▶ [Given exercise] Reproduce the entries below verbatim, from the first line of the entries through the line containing "data-point — [208, 155, 217, 166]", both ends included.

──────

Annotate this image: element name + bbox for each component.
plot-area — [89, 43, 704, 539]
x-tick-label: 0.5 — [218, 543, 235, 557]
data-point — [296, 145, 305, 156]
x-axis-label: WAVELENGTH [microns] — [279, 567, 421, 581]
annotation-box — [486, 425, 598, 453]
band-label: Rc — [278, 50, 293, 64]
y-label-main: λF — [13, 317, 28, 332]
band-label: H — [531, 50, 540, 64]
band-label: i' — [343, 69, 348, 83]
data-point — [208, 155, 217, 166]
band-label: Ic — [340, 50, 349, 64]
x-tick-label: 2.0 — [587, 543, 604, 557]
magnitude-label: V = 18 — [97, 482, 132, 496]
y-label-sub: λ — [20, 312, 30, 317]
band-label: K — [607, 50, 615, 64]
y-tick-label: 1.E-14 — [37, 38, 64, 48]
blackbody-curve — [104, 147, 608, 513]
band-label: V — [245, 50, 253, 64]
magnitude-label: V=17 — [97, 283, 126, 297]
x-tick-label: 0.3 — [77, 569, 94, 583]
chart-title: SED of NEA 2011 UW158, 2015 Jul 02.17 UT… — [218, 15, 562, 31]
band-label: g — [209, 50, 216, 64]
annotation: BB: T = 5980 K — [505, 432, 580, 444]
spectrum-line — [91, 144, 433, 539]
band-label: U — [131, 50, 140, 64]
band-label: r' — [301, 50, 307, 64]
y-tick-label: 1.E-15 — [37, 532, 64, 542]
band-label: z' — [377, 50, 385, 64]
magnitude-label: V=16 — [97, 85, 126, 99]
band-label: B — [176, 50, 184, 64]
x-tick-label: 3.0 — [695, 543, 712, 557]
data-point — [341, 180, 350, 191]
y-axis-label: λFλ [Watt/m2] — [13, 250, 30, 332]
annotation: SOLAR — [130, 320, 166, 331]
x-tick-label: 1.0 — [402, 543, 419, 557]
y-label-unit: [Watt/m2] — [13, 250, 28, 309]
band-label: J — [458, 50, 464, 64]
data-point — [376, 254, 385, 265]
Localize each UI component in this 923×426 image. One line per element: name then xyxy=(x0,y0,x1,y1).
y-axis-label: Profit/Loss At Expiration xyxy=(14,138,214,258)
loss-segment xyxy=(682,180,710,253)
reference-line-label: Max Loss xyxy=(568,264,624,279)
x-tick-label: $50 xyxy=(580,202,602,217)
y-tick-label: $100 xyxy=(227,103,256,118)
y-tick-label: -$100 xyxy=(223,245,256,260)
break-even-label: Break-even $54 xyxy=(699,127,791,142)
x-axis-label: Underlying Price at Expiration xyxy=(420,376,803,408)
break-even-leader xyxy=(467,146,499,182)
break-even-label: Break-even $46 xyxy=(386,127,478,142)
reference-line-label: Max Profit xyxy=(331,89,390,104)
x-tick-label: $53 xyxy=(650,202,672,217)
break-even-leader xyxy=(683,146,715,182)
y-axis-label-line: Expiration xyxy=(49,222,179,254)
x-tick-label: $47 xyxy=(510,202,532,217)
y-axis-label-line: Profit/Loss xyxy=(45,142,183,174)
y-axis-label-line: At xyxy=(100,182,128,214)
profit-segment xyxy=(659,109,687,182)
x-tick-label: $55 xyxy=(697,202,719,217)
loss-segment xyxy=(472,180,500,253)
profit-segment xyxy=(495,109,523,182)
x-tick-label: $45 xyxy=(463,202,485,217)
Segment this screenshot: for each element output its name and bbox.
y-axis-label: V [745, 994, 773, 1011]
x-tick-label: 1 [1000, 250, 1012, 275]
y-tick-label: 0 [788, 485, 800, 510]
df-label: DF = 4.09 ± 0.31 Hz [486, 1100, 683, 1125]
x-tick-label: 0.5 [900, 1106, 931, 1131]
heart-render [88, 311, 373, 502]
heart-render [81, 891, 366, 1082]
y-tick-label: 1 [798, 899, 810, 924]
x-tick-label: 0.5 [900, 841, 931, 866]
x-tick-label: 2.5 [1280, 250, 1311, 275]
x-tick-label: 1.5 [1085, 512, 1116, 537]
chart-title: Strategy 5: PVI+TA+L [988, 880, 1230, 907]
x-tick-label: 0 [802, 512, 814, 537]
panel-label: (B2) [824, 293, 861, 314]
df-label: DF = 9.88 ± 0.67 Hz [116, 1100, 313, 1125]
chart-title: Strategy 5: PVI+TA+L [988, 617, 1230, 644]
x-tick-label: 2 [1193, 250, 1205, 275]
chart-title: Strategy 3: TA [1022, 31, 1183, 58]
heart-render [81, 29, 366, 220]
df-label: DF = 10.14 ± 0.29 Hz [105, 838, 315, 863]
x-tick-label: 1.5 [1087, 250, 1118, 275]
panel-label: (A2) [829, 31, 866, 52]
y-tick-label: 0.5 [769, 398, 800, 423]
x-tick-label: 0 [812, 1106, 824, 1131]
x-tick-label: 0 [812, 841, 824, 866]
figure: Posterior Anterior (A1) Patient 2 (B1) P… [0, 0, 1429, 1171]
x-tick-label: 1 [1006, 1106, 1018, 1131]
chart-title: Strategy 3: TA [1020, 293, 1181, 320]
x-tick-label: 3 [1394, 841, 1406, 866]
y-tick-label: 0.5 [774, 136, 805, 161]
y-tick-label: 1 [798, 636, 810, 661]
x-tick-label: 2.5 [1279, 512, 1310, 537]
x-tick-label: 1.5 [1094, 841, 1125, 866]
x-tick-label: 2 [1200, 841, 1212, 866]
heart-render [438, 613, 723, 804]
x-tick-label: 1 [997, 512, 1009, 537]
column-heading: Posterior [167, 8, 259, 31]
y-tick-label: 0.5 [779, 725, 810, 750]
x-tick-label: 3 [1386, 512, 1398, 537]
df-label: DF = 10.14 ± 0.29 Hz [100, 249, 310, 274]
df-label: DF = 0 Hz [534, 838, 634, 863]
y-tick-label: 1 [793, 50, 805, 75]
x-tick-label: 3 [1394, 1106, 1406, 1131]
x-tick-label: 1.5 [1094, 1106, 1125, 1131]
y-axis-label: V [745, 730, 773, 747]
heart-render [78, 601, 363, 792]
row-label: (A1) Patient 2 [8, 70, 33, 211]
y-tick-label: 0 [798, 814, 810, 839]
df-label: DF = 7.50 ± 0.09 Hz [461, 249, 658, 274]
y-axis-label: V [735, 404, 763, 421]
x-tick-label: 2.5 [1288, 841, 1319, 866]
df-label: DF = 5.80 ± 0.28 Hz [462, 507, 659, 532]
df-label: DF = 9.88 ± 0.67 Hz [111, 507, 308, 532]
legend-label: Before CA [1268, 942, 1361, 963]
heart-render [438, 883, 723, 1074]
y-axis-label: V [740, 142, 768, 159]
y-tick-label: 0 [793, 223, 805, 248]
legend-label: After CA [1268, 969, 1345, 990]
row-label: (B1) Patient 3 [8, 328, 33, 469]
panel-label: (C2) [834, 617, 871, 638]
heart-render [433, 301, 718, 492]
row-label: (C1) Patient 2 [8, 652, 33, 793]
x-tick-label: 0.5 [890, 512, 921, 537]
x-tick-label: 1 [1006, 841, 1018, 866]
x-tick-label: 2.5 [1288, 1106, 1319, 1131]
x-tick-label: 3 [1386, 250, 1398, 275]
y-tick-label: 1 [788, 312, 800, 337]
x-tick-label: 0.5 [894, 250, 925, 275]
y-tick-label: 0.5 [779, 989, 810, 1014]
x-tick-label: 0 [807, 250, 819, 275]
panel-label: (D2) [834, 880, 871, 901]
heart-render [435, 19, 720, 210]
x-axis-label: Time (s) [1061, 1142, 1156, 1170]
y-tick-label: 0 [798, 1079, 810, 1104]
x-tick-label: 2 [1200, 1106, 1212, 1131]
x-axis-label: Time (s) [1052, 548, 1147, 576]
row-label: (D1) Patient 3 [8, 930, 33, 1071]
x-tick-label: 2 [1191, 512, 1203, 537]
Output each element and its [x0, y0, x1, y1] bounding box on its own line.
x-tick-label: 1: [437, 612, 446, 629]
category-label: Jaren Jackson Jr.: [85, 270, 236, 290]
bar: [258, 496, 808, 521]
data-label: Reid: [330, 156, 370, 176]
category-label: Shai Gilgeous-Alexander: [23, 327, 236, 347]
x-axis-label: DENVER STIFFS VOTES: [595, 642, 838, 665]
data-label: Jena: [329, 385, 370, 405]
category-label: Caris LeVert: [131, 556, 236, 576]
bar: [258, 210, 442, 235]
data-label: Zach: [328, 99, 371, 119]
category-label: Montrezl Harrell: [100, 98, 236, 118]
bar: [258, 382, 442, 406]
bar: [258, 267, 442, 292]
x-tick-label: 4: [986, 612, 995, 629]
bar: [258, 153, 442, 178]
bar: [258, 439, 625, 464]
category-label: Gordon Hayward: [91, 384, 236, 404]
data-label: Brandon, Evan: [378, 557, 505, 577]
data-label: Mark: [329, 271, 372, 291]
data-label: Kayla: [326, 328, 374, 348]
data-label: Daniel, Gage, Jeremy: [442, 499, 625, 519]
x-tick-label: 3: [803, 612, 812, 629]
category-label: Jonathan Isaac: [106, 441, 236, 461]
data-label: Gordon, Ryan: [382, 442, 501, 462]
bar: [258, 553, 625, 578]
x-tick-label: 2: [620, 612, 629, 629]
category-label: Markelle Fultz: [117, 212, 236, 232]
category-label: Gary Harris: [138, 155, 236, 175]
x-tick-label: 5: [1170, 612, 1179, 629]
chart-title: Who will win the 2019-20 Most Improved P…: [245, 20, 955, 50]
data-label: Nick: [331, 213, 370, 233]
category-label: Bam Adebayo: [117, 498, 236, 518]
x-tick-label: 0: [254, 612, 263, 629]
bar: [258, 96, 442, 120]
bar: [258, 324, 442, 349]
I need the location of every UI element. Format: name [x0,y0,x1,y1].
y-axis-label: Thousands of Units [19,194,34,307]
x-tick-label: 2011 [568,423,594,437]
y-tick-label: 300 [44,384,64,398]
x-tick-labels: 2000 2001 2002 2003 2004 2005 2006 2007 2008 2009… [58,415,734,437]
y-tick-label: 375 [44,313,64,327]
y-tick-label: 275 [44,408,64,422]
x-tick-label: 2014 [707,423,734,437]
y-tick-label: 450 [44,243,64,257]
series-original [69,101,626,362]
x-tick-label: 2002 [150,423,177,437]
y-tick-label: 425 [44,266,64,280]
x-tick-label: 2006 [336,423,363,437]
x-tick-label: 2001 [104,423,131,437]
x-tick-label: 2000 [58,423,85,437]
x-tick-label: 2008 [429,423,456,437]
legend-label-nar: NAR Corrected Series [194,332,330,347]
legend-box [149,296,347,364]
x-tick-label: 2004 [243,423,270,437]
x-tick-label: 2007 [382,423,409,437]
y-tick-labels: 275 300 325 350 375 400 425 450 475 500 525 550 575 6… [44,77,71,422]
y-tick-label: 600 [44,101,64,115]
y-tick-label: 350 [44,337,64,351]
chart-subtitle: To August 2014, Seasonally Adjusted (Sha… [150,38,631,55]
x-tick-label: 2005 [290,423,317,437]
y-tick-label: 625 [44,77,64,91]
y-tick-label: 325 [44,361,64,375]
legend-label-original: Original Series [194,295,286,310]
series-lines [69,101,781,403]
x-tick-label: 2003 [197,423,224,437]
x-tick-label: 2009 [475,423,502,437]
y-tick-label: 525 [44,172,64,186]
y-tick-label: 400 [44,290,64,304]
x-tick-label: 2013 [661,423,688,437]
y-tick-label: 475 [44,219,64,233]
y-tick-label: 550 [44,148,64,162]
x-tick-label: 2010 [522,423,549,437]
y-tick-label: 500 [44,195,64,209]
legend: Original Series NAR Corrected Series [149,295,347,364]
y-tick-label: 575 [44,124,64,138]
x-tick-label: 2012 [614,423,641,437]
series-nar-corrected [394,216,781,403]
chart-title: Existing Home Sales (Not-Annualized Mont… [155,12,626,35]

──────

▶ [Task result]
Annotate this image: element name + bbox for each component.
plot-area — [89, 43, 704, 539]
x-tick-label: 0.5 — [218, 543, 235, 557]
data-point — [296, 145, 305, 156]
x-axis-label: WAVELENGTH [microns] — [279, 567, 421, 581]
annotation-box — [486, 425, 598, 453]
band-label: Rc — [278, 50, 293, 64]
y-label-main: λF — [13, 317, 28, 332]
band-label: H — [531, 50, 540, 64]
band-label: i' — [343, 69, 348, 83]
data-point — [208, 155, 217, 166]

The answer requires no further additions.